- [The task] Without the images, write out the whole listing exactly.

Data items

start

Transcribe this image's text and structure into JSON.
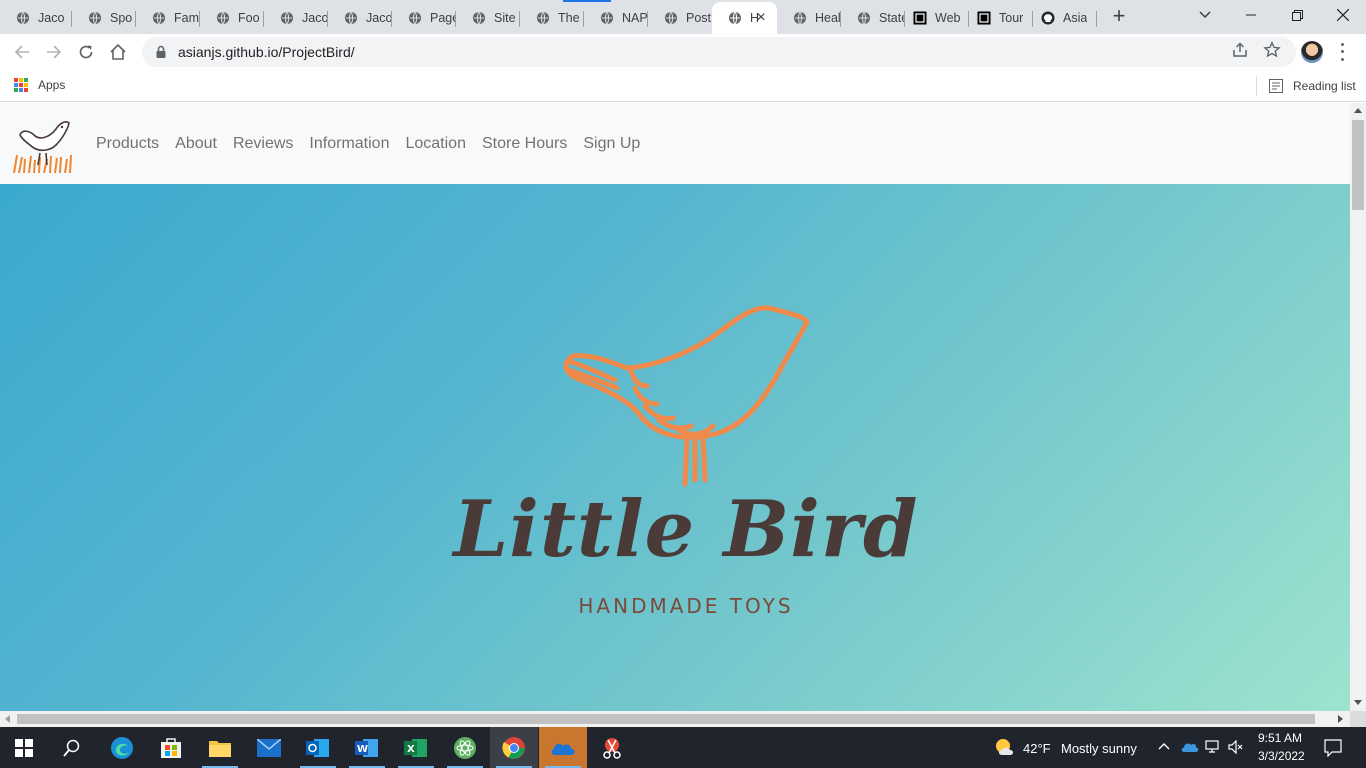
{
  "browser": {
    "tabs": [
      {
        "title": "Jaco"
      },
      {
        "title": "Spo"
      },
      {
        "title": "Fam"
      },
      {
        "title": "Foo"
      },
      {
        "title": "Jaco"
      },
      {
        "title": "Jaco"
      },
      {
        "title": "Page"
      },
      {
        "title": "Site"
      },
      {
        "title": "The"
      },
      {
        "title": "NAP"
      },
      {
        "title": "Post"
      },
      {
        "title": "H"
      },
      {
        "title": "Heal"
      },
      {
        "title": "State"
      },
      {
        "title": "Web"
      },
      {
        "title": "Tour"
      },
      {
        "title": "Asia"
      }
    ],
    "active_tab_index": 11,
    "url": "asianjs.github.io/ProjectBird/",
    "bookmarks_apps": "Apps",
    "reading_list": "Reading list"
  },
  "site": {
    "nav": [
      "Products",
      "About",
      "Reviews",
      "Information",
      "Location",
      "Store Hours",
      "Sign Up"
    ],
    "hero": {
      "title": "Little Bird",
      "subtitle": "HANDMADE TOYS"
    },
    "colors": {
      "accent": "#f08a4b",
      "title": "#4a3b38"
    }
  },
  "taskbar": {
    "weather_temp": "42°F",
    "weather_desc": "Mostly sunny",
    "time": "9:51 AM",
    "date": "3/3/2022"
  }
}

end

- [Answer to the exercise]
Transcribe this image's text and structure into JSON.
{
  "browser": {
    "tabs": [
      {
        "title": "Jaco"
      },
      {
        "title": "Spo"
      },
      {
        "title": "Fam"
      },
      {
        "title": "Foo"
      },
      {
        "title": "Jaco"
      },
      {
        "title": "Jaco"
      },
      {
        "title": "Page"
      },
      {
        "title": "Site"
      },
      {
        "title": "The"
      },
      {
        "title": "NAP"
      },
      {
        "title": "Post"
      },
      {
        "title": "H"
      },
      {
        "title": "Heal"
      },
      {
        "title": "State"
      },
      {
        "title": "Web"
      },
      {
        "title": "Tour"
      },
      {
        "title": "Asia"
      }
    ],
    "active_tab_index": 11,
    "url": "asianjs.github.io/ProjectBird/",
    "bookmarks_apps": "Apps",
    "reading_list": "Reading list"
  },
  "site": {
    "nav": [
      "Products",
      "About",
      "Reviews",
      "Information",
      "Location",
      "Store Hours",
      "Sign Up"
    ],
    "hero": {
      "title": "Little Bird",
      "subtitle": "HANDMADE TOYS"
    },
    "colors": {
      "accent": "#f08a4b",
      "title": "#4a3b38"
    }
  },
  "taskbar": {
    "weather_temp": "42°F",
    "weather_desc": "Mostly sunny",
    "time": "9:51 AM",
    "date": "3/3/2022"
  }
}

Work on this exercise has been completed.